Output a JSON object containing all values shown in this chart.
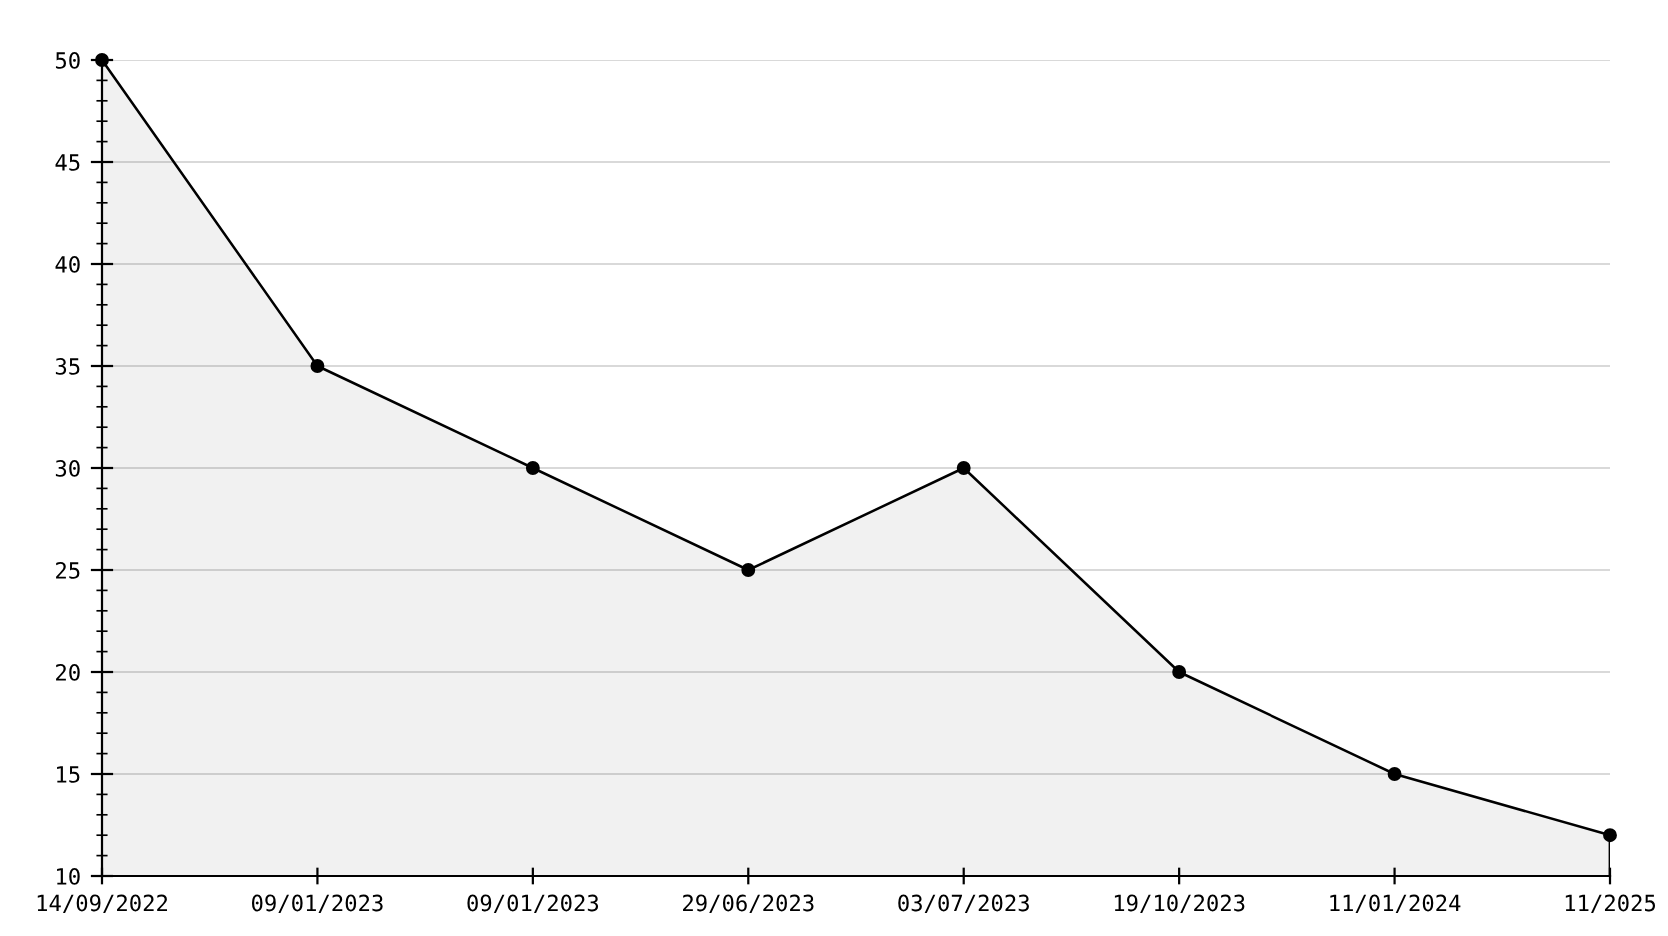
{
  "chart_data": {
    "type": "area",
    "categories": [
      "14/09/2022",
      "09/01/2023",
      "09/01/2023",
      "29/06/2023",
      "03/07/2023",
      "19/10/2023",
      "11/01/2024",
      "11/2025"
    ],
    "series": [
      {
        "color": "#000000",
        "values": [
          50,
          35,
          30,
          25,
          30,
          20,
          15,
          12
        ]
      }
    ],
    "ylim": [
      10,
      50
    ],
    "yticks": [
      10,
      15,
      20,
      25,
      30,
      35,
      40,
      45,
      50
    ],
    "grid": "y",
    "marker": "circle",
    "line_style": "solid",
    "legend": false
  }
}
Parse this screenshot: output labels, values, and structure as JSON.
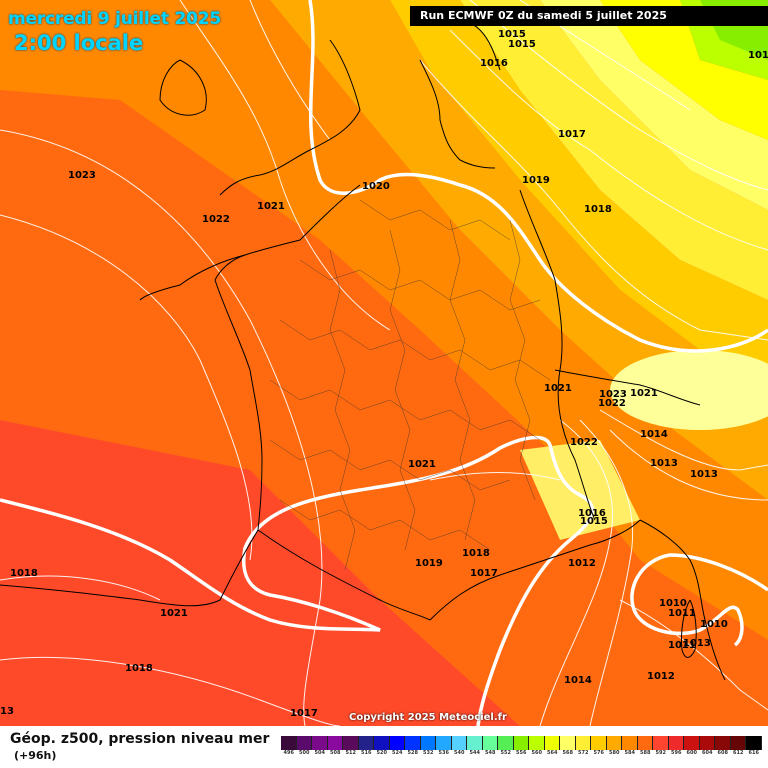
{
  "header": {
    "date": "mercredi 9 juillet 2025",
    "time": "2:00 locale",
    "run": "Run ECMWF 0Z du samedi 5 juillet 2025"
  },
  "copyright": "Copyright 2025 Meteociel.fr",
  "footer": {
    "title": "Géop. z500, pression niveau mer",
    "subtitle": "(+96h)"
  },
  "scale": {
    "labels": [
      "496",
      "500",
      "504",
      "508",
      "512",
      "516",
      "520",
      "524",
      "528",
      "532",
      "536",
      "540",
      "544",
      "548",
      "552",
      "556",
      "560",
      "564",
      "568",
      "572",
      "576",
      "580",
      "584",
      "588",
      "592",
      "596",
      "600",
      "604",
      "608",
      "612",
      "616"
    ],
    "colors": [
      "#3a0a3a",
      "#5a0a6a",
      "#7a0a8a",
      "#8a0aa0",
      "#5a0a5a",
      "#22228a",
      "#1010c0",
      "#0000ff",
      "#0033ff",
      "#0077ff",
      "#22a8ff",
      "#55d0ff",
      "#66f0d0",
      "#66ff99",
      "#55ee55",
      "#88ee00",
      "#bbff00",
      "#eeff00",
      "#ffff66",
      "#ffee33",
      "#ffcc00",
      "#ffaa00",
      "#ff8800",
      "#ff6a10",
      "#ff4430",
      "#ee2a2a",
      "#cc1111",
      "#aa0a0a",
      "#880808",
      "#660505",
      "#000000"
    ]
  },
  "pressure_labels": [
    {
      "value": "1015"
    },
    {
      "value": "1015"
    },
    {
      "value": "1016"
    },
    {
      "value": "1012"
    },
    {
      "value": "1017"
    },
    {
      "value": "1019"
    },
    {
      "value": "1018"
    },
    {
      "value": "1020"
    },
    {
      "value": "1023"
    },
    {
      "value": "1022"
    },
    {
      "value": "1021"
    },
    {
      "value": "1021"
    },
    {
      "value": "1023"
    },
    {
      "value": "1021"
    },
    {
      "value": "1022"
    },
    {
      "value": "1022"
    },
    {
      "value": "1014"
    },
    {
      "value": "1013"
    },
    {
      "value": "1013"
    },
    {
      "value": "1021"
    },
    {
      "value": "1016"
    },
    {
      "value": "1015"
    },
    {
      "value": "1019"
    },
    {
      "value": "1018"
    },
    {
      "value": "1018"
    },
    {
      "value": "1017"
    },
    {
      "value": "1012"
    },
    {
      "value": "1021"
    },
    {
      "value": "1010"
    },
    {
      "value": "1011"
    },
    {
      "value": "1010"
    },
    {
      "value": "1011"
    },
    {
      "value": "1013"
    },
    {
      "value": "1018"
    },
    {
      "value": "1014"
    },
    {
      "value": "1012"
    },
    {
      "value": "1017"
    },
    {
      "value": "13"
    }
  ]
}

**Problem to work on:** Give the entries again word for word, but skip the pictures.

**Result:**
Output a JSON object containing all values shown in this chart.
{
  "chart_data": {
    "type": "area",
    "categories": [
      "14/09/2022",
      "09/01/2023",
      "09/01/2023",
      "29/06/2023",
      "03/07/2023",
      "19/10/2023",
      "11/01/2024",
      "11/2025"
    ],
    "series": [
      {
        "color": "#000000",
        "values": [
          50,
          35,
          30,
          25,
          30,
          20,
          15,
          12
        ]
      }
    ],
    "ylim": [
      10,
      50
    ],
    "yticks": [
      10,
      15,
      20,
      25,
      30,
      35,
      40,
      45,
      50
    ],
    "grid": "y",
    "marker": "circle",
    "line_style": "solid",
    "legend": false
  }
}
Parse this screenshot: output labels, values, and structure as JSON.
{
  "header": {
    "date": "mercredi 9 juillet 2025",
    "time": "2:00 locale",
    "run": "Run ECMWF 0Z du samedi 5 juillet 2025"
  },
  "copyright": "Copyright 2025 Meteociel.fr",
  "footer": {
    "title": "Géop. z500, pression niveau mer",
    "subtitle": "(+96h)"
  },
  "scale": {
    "labels": [
      "496",
      "500",
      "504",
      "508",
      "512",
      "516",
      "520",
      "524",
      "528",
      "532",
      "536",
      "540",
      "544",
      "548",
      "552",
      "556",
      "560",
      "564",
      "568",
      "572",
      "576",
      "580",
      "584",
      "588",
      "592",
      "596",
      "600",
      "604",
      "608",
      "612",
      "616"
    ],
    "colors": [
      "#3a0a3a",
      "#5a0a6a",
      "#7a0a8a",
      "#8a0aa0",
      "#5a0a5a",
      "#22228a",
      "#1010c0",
      "#0000ff",
      "#0033ff",
      "#0077ff",
      "#22a8ff",
      "#55d0ff",
      "#66f0d0",
      "#66ff99",
      "#55ee55",
      "#88ee00",
      "#bbff00",
      "#eeff00",
      "#ffff66",
      "#ffee33",
      "#ffcc00",
      "#ffaa00",
      "#ff8800",
      "#ff6a10",
      "#ff4430",
      "#ee2a2a",
      "#cc1111",
      "#aa0a0a",
      "#880808",
      "#660505",
      "#000000"
    ]
  },
  "pressure_labels": [
    {
      "value": "1015"
    },
    {
      "value": "1015"
    },
    {
      "value": "1016"
    },
    {
      "value": "1012"
    },
    {
      "value": "1017"
    },
    {
      "value": "1019"
    },
    {
      "value": "1018"
    },
    {
      "value": "1020"
    },
    {
      "value": "1023"
    },
    {
      "value": "1022"
    },
    {
      "value": "1021"
    },
    {
      "value": "1021"
    },
    {
      "value": "1023"
    },
    {
      "value": "1021"
    },
    {
      "value": "1022"
    },
    {
      "value": "1022"
    },
    {
      "value": "1014"
    },
    {
      "value": "1013"
    },
    {
      "value": "1013"
    },
    {
      "value": "1021"
    },
    {
      "value": "1016"
    },
    {
      "value": "1015"
    },
    {
      "value": "1019"
    },
    {
      "value": "1018"
    },
    {
      "value": "1018"
    },
    {
      "value": "1017"
    },
    {
      "value": "1012"
    },
    {
      "value": "1021"
    },
    {
      "value": "1010"
    },
    {
      "value": "1011"
    },
    {
      "value": "1010"
    },
    {
      "value": "1011"
    },
    {
      "value": "1013"
    },
    {
      "value": "1018"
    },
    {
      "value": "1014"
    },
    {
      "value": "1012"
    },
    {
      "value": "1017"
    },
    {
      "value": "13"
    }
  ]
}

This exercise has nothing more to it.